--- Instrucciones ---
a) Responde estas preguntas sobre el texto de la cultura digital:
(i) ¿De la mano de qué ha crecido la generación de quien escribe?
(ii) ¿Qué es, en muchos casos, la identidad digital?
(iii) ¿De qué autor es el poema que se menciona?
b) Extrae sin cambios, del texto de la cultura digital, el trozo que va de "Y la hiperidentidad, diferenciarse, hablar" a "ante el espejo.".
c) En el texto de la cultura digital, nombra los cuatro términos que se contraponen en parejas justo después de "un diálogo entre".

Cultura digital, asiento, sí, cultura digital. El diálogo con el espejo a veces es también un diálogo entre lo digital y lo físico, lo líquido y lo sólido. Siento, quizá me alivie pensar que no estoy solo, que mi generación ha crecido dándole la mano a Internet –hemos crecido los dos, Internet y mi generación, en continente y en contenido– y se enfrenta de manera ineludible a un reto: la plática con y contra uno mismo, con y contra su identidad digital, que es, en muchos casos, hiperidentidad.
Y la hiperidentidad, diferenciarse, hablar y sobre todo hablarse, comunicar y sobre todo comunicarse, a veces conduce a terminar como aquel poema de Jaime Gil de Biedma, que en realidad me consuela; me dice, el poema, que no te preocupes si te cansas de ti mismo, que al menos puedes ser sincero en las palabras, con las palabras, y también en este momento ante el espejo.

(Datos de segmentación de la página)
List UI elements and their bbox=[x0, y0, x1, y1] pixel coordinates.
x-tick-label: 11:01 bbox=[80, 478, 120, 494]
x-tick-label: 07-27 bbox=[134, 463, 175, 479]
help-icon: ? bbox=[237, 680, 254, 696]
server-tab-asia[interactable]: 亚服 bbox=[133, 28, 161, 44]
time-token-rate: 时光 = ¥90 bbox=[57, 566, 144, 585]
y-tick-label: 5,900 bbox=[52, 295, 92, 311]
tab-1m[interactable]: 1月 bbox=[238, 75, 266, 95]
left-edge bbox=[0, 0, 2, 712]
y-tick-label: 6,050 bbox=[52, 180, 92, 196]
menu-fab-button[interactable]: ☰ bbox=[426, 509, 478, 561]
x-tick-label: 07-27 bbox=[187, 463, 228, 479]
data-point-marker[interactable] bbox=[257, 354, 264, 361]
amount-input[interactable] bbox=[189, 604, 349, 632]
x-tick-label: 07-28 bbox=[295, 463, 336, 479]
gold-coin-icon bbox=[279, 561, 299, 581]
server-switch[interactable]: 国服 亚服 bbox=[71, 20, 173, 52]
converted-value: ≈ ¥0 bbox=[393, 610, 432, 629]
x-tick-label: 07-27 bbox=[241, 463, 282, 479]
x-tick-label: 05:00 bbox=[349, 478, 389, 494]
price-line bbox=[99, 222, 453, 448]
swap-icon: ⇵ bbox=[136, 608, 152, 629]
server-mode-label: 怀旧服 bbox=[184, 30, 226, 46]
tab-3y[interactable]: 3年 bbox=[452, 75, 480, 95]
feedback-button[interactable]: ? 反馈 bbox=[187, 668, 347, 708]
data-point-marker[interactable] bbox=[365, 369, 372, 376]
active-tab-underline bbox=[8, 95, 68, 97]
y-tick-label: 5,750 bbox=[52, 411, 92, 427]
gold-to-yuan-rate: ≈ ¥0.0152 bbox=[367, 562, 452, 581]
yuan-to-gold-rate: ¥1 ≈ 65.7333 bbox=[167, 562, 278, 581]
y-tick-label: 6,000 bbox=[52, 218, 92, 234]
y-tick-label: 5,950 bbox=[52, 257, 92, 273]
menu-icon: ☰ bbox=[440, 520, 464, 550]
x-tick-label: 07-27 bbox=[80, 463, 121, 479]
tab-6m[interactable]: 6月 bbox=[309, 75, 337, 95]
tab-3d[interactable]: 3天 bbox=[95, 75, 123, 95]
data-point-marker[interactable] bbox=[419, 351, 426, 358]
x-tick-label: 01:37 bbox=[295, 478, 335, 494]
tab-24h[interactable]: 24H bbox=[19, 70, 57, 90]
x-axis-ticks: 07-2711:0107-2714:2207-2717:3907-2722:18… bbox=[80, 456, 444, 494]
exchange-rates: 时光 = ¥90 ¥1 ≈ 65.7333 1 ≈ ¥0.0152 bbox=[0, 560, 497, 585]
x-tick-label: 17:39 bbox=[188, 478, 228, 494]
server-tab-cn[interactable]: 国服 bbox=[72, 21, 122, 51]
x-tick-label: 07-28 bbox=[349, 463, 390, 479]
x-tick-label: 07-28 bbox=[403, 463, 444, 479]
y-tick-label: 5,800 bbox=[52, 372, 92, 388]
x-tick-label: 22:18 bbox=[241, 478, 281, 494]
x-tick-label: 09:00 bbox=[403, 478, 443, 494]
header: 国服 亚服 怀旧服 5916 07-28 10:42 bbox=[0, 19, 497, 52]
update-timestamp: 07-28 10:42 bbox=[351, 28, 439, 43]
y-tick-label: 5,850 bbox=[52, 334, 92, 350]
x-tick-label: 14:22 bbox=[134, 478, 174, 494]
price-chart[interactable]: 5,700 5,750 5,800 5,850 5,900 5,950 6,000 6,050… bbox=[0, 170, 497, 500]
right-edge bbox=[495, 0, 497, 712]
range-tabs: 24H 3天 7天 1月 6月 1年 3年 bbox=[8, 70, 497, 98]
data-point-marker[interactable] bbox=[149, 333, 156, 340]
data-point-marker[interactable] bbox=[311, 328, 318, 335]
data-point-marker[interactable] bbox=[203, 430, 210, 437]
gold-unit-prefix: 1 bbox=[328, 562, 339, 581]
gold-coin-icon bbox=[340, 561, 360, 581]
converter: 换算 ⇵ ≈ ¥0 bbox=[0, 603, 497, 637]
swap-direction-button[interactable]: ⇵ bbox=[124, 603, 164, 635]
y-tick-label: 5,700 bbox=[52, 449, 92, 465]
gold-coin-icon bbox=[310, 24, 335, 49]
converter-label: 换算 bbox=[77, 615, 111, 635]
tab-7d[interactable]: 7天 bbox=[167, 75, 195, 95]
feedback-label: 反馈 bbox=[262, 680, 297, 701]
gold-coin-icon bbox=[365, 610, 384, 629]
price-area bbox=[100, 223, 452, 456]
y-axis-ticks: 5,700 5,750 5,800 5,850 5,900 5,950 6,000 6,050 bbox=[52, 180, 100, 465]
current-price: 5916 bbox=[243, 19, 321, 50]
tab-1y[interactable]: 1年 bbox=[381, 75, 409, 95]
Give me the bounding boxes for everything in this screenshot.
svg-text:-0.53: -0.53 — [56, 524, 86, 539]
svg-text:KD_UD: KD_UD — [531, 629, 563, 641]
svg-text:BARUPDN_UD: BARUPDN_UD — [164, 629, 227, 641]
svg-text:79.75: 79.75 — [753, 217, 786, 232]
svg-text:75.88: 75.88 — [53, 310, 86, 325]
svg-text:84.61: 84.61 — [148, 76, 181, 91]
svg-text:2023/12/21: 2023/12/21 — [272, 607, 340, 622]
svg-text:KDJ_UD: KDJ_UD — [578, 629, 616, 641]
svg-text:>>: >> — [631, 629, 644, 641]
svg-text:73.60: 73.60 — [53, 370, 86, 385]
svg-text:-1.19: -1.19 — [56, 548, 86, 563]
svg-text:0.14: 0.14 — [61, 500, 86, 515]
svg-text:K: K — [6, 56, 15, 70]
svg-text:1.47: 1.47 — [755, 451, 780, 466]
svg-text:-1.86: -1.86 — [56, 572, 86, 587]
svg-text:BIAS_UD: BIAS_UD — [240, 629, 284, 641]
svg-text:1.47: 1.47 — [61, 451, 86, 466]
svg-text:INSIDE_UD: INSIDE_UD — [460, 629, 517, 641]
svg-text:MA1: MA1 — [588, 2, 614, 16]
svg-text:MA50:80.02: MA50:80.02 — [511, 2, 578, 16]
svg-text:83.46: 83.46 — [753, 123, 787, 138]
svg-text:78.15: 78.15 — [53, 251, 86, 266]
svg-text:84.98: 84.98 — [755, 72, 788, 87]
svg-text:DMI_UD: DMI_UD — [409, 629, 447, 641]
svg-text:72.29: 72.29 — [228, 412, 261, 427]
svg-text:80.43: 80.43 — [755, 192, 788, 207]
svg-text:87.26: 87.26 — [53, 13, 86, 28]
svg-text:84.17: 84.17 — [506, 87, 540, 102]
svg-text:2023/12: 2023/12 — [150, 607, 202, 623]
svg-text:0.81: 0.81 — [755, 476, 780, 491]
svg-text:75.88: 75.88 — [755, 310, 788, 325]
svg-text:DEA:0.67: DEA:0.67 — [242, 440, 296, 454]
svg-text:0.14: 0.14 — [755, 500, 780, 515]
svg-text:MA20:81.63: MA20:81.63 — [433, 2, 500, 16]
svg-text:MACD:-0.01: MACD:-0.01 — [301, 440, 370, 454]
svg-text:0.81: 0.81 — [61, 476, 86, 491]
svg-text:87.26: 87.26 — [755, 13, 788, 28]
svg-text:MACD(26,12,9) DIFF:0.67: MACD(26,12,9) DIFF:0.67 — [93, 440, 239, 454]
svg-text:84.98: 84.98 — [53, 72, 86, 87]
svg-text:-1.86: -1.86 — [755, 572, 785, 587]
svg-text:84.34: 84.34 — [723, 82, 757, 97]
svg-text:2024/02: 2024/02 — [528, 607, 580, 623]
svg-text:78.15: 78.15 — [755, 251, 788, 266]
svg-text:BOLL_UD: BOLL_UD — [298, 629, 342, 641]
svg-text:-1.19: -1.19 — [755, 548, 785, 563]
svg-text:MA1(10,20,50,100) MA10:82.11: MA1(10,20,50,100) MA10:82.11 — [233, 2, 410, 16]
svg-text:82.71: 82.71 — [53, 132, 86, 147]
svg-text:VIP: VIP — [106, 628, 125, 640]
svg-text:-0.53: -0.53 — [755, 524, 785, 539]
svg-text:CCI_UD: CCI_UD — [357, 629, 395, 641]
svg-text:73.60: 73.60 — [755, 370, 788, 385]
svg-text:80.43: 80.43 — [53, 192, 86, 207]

--- Resultados del ejercicio ---
a)
(i) De Internet.
(ii) Hiperidentidad.
(iii) De Jaime Gil de Biedma.

b)
Y la hiperidentidad, diferenciarse, hablar y sobre todo hablarse, comunicar y sobre todo comunicarse, a veces conduce a terminar como aquel poema de Jaime Gil de Biedma, que en realidad me consuela; me dice, el poema, que no te preocupes si te cansas de ti mismo, que al menos puedes ser sincero en las palabras, con las palabras, y también en este momento ante el espejo.

c) lo digital, lo físico, lo líquido, lo sólido